** Start **
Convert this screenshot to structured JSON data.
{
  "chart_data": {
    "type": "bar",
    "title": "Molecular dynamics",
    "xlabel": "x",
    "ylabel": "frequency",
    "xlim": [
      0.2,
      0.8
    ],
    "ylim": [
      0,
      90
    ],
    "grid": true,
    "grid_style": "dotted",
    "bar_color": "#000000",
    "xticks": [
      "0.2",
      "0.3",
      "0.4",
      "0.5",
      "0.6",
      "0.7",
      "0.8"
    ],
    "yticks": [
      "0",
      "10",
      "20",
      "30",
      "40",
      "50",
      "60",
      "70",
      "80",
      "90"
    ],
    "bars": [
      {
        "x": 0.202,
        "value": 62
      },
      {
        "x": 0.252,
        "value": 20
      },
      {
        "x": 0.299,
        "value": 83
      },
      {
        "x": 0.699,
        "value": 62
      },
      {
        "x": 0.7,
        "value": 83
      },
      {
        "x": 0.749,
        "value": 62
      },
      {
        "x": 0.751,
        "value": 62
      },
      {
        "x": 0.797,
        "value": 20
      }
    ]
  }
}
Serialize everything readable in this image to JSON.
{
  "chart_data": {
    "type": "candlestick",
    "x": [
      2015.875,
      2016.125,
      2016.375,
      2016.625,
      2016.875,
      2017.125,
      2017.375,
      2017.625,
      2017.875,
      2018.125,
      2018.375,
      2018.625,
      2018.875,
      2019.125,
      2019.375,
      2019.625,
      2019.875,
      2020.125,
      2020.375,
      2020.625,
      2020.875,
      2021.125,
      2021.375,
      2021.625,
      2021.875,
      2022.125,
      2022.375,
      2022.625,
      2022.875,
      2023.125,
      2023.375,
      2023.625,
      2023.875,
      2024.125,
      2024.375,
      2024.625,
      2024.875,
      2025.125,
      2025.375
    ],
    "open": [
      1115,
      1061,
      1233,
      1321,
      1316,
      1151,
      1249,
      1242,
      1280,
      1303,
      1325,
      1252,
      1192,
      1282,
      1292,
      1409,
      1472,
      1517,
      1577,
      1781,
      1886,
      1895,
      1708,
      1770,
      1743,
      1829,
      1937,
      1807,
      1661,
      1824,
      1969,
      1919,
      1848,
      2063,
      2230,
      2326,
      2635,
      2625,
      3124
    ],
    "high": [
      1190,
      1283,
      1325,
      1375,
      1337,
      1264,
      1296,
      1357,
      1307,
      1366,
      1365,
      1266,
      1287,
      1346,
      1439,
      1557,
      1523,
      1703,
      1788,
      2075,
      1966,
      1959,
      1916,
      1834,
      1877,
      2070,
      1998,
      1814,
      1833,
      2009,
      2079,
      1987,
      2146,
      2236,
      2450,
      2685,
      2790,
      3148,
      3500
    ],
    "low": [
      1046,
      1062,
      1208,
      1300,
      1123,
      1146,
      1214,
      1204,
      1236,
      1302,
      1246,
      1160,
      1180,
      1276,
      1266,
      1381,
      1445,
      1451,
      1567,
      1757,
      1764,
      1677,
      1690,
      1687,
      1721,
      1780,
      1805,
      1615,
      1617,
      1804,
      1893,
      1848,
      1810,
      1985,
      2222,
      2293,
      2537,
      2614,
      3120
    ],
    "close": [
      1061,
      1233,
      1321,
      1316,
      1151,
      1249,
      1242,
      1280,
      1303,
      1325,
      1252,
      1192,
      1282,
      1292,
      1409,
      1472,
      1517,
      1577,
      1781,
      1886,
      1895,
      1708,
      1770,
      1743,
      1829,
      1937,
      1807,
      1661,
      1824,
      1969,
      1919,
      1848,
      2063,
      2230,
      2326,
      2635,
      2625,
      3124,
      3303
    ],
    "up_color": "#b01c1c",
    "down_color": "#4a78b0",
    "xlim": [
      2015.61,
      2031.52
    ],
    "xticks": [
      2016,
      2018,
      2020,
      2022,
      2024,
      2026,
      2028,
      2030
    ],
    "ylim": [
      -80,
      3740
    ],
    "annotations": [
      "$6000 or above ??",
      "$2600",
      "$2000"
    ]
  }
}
** End **
### STATED TASK
Look through the entries above. Extract each line with the word "JSON".

### RESPONSE TO THIS EXERCISE
Convert this screenshot to structured JSON data.
Serialize everything readable in this image to JSON.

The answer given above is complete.